Supplied text:
About 15 percent of student loans are in default at any given time, according to EducationData. Failing to make a payment does not automatically lead to default. The day you miss a payment you become delinquent. Though the delinquency is not reported to the three national major credit bureaus for 90 days, it’s essential to take immediate action.

Although federal loans usually offer lower interest rates, private student loans are another way of paying for college if you surpass the federal student loan maximum. (See below for the consequences of defaulting on private loans.)

What are my options if I can’t repay my public student loans?

Remember there are options if you find yourself in a situation where you can’t meet your monthly payments.

Though it’s scary to owe money you can’t immediately repay — doing nothing is the worst choice. The first step is to read your loan agreement. Seek help from a trusted family member or friend if you have difficulty understanding some of the terms. Create a realistic budget, so you know exactly where you can cut costs and put money toward debt repayment.

Next, decide if one of these options makes sense for you.

The first option is an income-based repayment plan. Everyone should consider this option first because, for many individuals, an income-based plan will have a payment of zero. 

Remember, your loan servicer will probably want to work with you to ensure they receive their money back. It’s essential to contact your loan servicer immediately to negotiate payments you can realistically afford.

Information given:
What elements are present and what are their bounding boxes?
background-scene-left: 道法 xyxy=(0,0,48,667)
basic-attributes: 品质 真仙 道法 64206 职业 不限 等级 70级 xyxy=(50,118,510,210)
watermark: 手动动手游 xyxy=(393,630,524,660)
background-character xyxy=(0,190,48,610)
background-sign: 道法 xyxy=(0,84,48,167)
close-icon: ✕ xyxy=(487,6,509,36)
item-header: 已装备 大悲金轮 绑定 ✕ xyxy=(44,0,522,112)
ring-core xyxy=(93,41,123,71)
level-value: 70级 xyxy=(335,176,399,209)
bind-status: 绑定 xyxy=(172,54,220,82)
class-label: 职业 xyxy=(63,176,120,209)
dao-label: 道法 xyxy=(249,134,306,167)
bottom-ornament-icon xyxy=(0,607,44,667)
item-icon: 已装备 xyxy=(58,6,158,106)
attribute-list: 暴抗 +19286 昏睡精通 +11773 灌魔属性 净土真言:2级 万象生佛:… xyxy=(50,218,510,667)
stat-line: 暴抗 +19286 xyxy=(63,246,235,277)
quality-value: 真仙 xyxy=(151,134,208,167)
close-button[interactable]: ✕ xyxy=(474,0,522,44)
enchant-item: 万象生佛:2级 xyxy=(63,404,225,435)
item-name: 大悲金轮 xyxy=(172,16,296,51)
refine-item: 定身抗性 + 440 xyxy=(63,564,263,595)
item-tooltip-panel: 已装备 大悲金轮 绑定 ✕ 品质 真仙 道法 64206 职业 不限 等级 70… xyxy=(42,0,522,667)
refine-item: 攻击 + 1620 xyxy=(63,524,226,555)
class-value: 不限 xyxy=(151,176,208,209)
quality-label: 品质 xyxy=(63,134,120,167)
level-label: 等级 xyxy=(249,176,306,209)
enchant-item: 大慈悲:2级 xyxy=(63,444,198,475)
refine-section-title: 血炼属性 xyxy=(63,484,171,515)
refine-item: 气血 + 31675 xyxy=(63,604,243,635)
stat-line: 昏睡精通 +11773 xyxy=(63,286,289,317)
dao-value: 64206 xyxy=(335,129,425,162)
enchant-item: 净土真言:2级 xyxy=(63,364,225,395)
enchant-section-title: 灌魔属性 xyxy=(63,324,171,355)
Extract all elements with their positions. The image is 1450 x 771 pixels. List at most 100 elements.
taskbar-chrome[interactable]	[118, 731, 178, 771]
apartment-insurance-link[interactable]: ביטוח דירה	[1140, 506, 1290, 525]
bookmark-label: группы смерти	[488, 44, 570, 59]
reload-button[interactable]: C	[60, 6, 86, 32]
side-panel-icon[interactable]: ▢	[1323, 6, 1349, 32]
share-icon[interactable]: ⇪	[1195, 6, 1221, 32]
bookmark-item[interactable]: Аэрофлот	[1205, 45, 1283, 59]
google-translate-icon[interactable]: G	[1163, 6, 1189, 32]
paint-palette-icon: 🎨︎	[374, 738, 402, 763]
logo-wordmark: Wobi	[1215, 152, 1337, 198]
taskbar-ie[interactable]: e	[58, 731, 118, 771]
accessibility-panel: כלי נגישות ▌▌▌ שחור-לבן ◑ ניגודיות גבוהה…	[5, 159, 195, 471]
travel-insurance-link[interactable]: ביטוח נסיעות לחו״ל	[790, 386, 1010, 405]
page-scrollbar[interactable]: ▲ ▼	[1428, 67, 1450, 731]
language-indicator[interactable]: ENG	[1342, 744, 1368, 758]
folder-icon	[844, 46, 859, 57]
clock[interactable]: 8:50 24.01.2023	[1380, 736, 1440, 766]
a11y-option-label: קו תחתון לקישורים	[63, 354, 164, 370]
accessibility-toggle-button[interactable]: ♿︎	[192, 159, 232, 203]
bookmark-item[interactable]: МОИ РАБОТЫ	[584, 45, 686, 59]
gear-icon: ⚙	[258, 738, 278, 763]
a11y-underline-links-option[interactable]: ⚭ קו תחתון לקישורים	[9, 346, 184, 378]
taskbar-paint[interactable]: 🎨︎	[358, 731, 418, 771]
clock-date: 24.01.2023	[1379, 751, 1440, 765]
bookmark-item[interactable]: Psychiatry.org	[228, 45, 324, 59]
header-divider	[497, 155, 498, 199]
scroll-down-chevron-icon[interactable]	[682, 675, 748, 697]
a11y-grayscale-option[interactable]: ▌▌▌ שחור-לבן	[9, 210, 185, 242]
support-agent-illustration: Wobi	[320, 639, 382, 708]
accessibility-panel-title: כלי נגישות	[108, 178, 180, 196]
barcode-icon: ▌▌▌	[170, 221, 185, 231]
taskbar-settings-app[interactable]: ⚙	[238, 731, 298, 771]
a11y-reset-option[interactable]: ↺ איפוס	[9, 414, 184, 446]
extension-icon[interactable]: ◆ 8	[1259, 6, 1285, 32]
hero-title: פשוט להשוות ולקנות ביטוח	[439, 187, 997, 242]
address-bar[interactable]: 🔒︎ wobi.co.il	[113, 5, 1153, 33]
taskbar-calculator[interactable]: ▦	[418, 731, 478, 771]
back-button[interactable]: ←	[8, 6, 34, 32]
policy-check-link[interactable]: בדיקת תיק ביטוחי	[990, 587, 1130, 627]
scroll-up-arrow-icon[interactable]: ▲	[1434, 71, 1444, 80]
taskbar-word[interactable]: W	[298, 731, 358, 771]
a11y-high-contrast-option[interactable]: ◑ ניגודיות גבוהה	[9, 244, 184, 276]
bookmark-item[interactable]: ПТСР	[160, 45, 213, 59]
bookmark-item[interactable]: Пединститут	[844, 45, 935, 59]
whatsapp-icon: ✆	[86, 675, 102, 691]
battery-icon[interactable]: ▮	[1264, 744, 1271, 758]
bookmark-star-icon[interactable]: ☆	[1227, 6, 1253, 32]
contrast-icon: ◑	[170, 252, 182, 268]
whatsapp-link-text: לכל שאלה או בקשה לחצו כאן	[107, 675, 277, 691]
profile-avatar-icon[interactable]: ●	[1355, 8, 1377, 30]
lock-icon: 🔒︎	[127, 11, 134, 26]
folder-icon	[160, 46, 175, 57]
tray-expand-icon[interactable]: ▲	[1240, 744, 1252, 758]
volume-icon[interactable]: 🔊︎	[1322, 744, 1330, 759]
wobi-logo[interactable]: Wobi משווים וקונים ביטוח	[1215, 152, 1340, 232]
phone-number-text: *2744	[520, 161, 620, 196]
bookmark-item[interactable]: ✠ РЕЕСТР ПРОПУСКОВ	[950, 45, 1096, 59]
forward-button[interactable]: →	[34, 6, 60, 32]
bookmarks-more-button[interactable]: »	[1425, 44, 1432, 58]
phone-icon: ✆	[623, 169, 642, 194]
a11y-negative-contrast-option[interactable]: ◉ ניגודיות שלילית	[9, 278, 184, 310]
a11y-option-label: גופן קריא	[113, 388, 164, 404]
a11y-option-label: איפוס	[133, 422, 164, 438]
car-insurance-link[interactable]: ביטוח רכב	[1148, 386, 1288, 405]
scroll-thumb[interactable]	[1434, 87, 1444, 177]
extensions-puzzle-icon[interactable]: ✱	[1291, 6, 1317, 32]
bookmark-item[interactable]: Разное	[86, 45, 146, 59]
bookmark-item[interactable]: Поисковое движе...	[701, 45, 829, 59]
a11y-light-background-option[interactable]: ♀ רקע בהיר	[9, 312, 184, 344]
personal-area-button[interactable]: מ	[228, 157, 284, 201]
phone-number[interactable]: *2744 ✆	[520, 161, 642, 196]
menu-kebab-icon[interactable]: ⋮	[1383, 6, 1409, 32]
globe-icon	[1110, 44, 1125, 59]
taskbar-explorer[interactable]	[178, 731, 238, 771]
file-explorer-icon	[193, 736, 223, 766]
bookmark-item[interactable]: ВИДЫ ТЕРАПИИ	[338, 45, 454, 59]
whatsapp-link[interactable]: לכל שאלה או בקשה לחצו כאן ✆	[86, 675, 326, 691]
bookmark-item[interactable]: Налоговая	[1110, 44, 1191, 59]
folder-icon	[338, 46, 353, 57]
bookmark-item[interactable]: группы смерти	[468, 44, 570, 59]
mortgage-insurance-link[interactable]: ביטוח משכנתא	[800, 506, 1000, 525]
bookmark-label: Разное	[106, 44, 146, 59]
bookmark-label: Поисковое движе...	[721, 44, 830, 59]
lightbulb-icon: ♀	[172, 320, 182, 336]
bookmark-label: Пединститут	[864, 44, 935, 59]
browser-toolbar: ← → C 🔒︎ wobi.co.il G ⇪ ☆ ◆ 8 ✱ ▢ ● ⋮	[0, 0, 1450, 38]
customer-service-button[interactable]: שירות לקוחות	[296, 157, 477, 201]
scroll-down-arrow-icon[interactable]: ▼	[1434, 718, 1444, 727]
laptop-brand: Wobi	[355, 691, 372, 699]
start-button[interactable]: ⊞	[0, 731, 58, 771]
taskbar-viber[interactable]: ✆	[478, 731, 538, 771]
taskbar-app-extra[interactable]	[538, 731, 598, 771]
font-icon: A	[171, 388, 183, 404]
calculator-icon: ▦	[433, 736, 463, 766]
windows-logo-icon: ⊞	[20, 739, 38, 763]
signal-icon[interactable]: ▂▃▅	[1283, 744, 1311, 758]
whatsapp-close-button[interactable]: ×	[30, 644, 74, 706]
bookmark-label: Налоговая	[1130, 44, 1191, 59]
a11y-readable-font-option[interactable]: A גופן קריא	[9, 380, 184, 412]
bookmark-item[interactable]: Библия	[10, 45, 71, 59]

==

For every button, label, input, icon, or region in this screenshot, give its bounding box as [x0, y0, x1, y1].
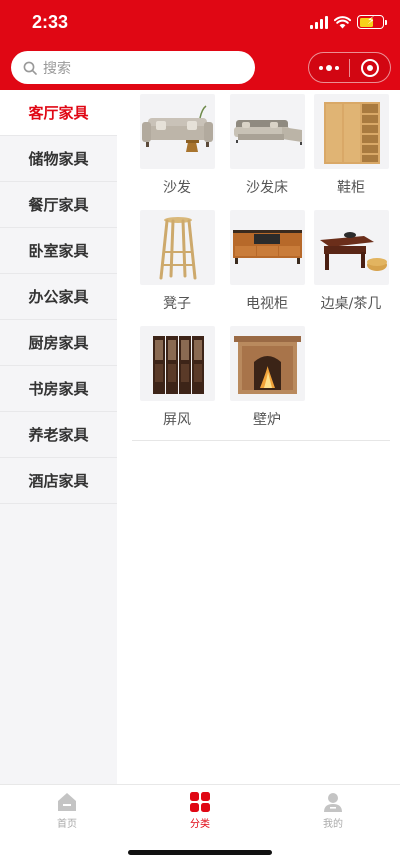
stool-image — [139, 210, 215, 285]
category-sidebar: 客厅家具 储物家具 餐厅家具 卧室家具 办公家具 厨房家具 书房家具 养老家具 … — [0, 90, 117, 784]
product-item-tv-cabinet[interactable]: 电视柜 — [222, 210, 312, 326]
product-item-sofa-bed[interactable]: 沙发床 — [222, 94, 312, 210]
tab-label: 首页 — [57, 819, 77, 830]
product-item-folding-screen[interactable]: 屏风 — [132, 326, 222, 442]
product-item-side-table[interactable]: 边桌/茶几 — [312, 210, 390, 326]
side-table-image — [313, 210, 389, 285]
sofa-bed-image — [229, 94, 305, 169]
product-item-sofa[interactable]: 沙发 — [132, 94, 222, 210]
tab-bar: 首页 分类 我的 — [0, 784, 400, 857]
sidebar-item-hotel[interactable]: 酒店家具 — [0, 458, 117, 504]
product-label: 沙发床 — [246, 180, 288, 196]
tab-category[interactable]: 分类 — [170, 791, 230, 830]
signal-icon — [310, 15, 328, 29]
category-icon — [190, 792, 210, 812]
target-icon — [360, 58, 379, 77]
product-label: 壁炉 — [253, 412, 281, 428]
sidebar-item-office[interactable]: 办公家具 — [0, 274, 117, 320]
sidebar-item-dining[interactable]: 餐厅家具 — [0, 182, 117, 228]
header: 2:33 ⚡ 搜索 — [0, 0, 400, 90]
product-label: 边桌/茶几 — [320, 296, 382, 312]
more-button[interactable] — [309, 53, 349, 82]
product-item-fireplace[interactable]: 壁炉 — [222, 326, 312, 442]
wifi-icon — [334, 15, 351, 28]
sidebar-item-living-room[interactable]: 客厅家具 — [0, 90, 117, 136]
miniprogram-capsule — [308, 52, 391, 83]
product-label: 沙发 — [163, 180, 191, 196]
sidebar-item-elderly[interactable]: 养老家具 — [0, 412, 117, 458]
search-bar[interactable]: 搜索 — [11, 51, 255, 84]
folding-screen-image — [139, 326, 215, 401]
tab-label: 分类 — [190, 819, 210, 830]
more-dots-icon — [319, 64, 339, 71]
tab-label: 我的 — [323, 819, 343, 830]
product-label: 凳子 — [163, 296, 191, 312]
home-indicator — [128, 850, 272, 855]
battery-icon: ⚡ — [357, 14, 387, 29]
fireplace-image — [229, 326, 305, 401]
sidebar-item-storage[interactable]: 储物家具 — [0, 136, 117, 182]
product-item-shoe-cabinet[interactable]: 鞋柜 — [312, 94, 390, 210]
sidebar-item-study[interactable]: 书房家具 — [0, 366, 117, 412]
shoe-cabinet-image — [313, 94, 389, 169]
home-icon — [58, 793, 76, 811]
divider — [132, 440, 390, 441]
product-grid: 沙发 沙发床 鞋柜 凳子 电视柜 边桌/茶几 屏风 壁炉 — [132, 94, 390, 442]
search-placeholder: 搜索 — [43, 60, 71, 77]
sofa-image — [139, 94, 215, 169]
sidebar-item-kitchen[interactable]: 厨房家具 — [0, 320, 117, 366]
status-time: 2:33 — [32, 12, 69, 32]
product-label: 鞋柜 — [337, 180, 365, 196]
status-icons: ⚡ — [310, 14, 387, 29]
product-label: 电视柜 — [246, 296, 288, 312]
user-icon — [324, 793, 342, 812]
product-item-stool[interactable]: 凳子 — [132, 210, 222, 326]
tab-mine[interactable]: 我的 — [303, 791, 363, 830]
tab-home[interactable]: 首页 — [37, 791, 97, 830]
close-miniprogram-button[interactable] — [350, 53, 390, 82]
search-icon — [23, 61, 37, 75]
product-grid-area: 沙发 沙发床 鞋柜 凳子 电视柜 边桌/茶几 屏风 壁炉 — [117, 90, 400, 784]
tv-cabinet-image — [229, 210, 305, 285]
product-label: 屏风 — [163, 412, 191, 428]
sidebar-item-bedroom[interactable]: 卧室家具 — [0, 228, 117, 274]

What to work on: Extend the passage on student loan default and repayment options, beginning directly after its final sentence.

Result for this exercise:
Another option is student loan deferment, which allows you to temporarily stop making payments. Deferment is commonly used when there is a triggering event, such as returning to school, and can be for an extended period of time, like while you’re getting an advanced degree. During deferment, no interest accrues on subsidized or Perkins loans. 

If you do not qualify for deferment, your next and last option is forbearance. This is a temporary pause or reduction of your student loan repayment, which you apply for with your loan servicer, according to the U.S. Department of Education (DOE). Forbearance is for up to 12 months, then you must reapply. 

Keep in mind, a key difference between forbearance and deferment: In deferment, your student loans stop accruing interest on the owed balance whereas in forbearance interest will continue to accrue.

“Between the two, deferment is clearly more advantageous, although it’s usually available only for subsidized federal student loans or to borrowers who meet qualifying criteria, such as being unemployed or facing significant financial hardship,” states certified financial planner Thomas J. Block.

“For individuals who don’t qualify for deferment, forbearance can be a prudent path to overcome short-term financial difficulties. The application process is relatively straightforward, and no specific qualifying criteria must be met. However, forbearance is not a sensible solution for long-term financial problems,” Block continues. 

“In these situations, income-driven repayment plans are much more effective. These types of plans tie monthly payments to earnings, which can help overburdened borrowers better manage their budgets over the long run,” Block adds. Many of these plans offer the added benefit of debt forgiveness, after a period of repayment.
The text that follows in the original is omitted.